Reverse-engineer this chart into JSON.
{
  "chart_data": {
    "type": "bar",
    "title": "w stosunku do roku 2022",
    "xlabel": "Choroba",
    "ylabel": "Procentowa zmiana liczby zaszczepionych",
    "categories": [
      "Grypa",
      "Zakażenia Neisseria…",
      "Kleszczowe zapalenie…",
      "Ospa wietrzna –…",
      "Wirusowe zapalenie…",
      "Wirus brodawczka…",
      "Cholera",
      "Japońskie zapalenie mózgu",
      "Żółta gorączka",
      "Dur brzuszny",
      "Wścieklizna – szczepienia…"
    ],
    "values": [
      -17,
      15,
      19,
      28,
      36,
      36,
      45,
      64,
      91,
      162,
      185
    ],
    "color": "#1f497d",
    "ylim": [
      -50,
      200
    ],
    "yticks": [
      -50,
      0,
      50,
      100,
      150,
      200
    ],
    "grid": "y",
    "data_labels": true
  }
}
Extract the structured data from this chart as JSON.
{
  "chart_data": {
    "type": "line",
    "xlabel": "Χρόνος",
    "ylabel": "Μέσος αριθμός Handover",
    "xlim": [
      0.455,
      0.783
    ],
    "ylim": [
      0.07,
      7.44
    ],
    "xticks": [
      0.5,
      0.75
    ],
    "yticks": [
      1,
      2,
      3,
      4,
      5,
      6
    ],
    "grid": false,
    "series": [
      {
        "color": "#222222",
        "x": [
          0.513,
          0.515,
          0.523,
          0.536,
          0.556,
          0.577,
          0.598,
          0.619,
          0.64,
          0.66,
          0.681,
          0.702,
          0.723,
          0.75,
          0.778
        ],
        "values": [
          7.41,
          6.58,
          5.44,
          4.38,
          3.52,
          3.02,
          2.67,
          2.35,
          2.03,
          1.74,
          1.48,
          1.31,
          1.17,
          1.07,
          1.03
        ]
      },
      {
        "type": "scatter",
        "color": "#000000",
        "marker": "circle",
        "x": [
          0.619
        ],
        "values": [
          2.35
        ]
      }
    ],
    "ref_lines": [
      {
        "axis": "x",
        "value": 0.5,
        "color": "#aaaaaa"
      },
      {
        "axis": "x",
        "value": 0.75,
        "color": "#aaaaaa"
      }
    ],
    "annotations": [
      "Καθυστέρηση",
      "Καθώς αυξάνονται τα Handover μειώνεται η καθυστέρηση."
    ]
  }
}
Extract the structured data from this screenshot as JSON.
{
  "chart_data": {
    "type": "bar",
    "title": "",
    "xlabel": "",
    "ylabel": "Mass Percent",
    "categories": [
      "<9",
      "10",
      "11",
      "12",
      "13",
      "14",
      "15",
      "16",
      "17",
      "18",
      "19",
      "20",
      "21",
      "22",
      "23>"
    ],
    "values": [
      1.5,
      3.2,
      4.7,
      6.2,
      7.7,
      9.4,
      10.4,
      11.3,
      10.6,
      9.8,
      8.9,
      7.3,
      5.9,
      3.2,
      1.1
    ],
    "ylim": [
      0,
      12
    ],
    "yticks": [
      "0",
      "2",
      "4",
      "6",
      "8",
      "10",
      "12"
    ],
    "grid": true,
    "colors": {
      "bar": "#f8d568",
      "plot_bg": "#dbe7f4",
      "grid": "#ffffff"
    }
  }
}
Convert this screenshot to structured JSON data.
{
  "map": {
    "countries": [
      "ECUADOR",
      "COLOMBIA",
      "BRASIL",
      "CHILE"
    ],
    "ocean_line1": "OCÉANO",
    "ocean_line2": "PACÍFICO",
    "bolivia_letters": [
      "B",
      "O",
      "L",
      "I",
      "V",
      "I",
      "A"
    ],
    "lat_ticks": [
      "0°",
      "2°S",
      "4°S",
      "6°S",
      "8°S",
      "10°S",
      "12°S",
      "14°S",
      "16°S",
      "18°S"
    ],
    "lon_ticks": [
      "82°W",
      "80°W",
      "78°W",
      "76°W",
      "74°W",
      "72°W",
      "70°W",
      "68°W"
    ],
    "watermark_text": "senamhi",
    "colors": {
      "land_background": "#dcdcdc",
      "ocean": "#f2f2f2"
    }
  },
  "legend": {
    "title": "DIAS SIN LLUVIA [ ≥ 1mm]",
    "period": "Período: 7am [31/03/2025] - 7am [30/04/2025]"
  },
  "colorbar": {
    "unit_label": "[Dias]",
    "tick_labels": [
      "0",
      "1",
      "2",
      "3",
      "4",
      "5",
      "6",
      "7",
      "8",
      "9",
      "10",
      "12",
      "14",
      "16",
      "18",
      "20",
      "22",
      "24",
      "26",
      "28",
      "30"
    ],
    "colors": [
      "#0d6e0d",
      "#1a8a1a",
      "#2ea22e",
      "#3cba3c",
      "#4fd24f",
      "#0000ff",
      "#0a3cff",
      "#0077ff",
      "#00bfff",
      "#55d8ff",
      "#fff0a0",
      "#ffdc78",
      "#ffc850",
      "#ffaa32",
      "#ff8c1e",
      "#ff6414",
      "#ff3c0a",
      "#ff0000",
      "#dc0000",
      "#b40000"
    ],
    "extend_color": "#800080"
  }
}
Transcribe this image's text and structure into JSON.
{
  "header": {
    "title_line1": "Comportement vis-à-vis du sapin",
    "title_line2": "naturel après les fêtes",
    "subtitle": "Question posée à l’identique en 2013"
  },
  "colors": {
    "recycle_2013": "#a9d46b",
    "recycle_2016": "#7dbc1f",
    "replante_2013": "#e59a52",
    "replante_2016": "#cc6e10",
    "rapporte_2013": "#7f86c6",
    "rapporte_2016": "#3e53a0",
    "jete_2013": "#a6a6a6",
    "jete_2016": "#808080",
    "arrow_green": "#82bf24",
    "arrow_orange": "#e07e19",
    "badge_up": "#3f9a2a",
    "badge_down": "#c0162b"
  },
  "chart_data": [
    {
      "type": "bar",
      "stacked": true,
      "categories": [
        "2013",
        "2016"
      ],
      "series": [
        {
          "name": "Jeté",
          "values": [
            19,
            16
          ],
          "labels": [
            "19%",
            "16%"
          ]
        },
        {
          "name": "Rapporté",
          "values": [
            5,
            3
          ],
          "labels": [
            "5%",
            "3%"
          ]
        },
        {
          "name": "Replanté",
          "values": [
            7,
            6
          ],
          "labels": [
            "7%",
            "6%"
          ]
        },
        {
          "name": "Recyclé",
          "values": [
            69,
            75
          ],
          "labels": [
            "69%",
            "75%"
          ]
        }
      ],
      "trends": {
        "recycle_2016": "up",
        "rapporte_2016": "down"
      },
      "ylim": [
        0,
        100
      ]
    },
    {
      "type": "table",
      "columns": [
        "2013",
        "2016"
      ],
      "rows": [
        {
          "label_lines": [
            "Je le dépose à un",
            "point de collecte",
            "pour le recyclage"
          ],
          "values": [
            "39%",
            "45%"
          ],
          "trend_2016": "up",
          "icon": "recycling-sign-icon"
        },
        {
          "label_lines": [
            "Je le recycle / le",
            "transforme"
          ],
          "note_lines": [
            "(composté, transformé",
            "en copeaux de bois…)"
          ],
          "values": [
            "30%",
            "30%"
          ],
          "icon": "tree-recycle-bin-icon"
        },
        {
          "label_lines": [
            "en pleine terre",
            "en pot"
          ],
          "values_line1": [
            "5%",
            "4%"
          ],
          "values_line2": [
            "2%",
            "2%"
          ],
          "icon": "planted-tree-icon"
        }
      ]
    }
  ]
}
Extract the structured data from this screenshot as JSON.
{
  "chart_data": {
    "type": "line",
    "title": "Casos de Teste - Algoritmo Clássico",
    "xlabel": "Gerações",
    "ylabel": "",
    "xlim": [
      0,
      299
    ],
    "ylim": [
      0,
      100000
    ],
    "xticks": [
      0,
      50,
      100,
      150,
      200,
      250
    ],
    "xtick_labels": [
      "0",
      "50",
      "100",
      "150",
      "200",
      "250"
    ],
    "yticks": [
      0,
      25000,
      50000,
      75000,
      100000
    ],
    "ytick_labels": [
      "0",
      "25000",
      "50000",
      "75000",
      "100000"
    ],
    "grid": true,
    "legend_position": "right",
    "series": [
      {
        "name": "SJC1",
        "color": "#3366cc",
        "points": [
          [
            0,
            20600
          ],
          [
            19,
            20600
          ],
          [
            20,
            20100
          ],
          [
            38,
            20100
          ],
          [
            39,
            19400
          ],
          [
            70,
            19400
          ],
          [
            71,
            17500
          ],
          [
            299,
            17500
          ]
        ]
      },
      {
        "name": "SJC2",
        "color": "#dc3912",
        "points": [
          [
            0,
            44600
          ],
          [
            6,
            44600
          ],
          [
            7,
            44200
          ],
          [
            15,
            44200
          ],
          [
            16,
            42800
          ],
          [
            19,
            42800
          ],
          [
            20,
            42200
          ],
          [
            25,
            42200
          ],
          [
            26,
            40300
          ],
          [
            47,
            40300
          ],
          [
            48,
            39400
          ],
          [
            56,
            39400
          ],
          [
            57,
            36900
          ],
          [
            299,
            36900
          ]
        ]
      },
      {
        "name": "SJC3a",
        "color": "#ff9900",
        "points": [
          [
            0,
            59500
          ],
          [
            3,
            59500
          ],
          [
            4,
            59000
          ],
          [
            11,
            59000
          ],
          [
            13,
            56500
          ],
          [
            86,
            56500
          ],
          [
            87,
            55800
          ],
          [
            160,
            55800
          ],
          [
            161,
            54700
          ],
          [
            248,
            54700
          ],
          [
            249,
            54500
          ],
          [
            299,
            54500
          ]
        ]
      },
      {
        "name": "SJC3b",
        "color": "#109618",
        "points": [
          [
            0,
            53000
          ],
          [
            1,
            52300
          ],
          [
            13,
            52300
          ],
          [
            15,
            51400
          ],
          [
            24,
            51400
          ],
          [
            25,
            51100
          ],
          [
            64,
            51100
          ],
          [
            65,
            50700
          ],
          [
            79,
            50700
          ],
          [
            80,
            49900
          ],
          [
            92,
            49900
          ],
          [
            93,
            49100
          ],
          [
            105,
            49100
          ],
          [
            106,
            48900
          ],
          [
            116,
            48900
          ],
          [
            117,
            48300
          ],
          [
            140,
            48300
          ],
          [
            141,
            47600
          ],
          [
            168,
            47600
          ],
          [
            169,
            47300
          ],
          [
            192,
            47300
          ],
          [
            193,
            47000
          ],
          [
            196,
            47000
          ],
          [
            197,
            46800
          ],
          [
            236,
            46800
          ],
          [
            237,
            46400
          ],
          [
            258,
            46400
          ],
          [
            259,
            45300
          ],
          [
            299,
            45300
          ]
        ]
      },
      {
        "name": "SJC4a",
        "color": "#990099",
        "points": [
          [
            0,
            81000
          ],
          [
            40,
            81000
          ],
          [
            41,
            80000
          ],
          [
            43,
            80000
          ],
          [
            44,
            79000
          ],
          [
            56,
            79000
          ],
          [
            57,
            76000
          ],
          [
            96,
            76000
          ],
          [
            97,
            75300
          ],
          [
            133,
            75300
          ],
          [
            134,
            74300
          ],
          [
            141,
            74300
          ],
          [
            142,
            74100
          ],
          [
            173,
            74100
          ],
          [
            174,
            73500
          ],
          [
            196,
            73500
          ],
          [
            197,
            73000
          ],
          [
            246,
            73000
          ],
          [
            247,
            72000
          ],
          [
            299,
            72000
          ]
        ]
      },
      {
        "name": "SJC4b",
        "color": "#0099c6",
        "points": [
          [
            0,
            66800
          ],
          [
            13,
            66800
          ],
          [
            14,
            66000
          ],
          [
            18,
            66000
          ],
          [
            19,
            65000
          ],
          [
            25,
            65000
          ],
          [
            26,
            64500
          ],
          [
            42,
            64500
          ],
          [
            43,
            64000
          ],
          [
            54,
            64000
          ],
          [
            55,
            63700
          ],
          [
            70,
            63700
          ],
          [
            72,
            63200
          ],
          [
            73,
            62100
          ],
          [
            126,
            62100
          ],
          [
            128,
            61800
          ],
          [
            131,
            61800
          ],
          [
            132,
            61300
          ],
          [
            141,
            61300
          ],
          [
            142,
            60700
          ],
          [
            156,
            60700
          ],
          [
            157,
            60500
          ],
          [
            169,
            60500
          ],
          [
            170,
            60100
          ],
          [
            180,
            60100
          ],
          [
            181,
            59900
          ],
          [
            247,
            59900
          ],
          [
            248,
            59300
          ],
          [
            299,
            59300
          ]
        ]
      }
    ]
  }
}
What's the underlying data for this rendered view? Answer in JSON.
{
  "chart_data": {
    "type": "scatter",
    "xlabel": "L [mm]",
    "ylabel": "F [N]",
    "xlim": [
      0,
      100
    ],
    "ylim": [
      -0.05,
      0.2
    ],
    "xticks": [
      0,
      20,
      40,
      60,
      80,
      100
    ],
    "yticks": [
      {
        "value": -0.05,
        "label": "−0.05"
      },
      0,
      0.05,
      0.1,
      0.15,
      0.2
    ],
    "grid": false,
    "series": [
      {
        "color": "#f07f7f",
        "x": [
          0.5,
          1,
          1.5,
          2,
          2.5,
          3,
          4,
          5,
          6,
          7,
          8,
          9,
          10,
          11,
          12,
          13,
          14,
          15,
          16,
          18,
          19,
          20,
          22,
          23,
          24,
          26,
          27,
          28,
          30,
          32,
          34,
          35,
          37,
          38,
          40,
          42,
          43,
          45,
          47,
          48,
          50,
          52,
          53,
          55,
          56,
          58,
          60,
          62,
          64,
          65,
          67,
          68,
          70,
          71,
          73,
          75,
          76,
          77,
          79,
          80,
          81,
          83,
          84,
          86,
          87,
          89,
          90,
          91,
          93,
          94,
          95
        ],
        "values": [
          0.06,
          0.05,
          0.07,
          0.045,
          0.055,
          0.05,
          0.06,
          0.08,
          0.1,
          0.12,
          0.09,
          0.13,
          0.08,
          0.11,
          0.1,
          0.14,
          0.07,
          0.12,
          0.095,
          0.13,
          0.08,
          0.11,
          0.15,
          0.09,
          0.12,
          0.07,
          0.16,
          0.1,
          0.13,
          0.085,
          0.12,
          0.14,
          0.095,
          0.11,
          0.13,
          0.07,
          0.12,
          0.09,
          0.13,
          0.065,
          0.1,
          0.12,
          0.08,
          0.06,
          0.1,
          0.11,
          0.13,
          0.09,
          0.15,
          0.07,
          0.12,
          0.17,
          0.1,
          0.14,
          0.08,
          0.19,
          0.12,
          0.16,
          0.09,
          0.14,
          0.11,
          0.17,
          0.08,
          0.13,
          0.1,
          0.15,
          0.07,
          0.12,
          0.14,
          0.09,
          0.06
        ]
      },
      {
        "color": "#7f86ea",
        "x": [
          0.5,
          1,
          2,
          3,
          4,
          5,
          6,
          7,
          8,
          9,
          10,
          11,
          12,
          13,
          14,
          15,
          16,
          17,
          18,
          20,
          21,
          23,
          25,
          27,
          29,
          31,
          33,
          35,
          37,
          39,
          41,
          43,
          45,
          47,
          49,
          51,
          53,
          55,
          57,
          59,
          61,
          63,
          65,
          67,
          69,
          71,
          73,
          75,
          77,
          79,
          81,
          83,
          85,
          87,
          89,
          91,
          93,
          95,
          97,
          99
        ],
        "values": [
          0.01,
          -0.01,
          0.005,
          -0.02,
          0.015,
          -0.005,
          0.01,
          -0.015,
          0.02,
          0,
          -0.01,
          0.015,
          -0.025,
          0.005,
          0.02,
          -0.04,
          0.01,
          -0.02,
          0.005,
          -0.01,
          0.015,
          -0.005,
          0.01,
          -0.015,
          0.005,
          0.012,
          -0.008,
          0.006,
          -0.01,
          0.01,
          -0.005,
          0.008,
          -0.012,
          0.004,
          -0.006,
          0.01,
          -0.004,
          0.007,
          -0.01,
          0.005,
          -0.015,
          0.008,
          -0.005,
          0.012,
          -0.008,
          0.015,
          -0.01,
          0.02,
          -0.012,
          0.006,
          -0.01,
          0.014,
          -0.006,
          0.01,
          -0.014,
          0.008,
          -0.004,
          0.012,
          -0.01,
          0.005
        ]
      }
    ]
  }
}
-- -- --
### What the task asks
Gather each line in the entries above where the string "tree" is found.

### Written reply
          "icon": "tree-recycle-bin-icon"
          "icon": "planted-tree-icon"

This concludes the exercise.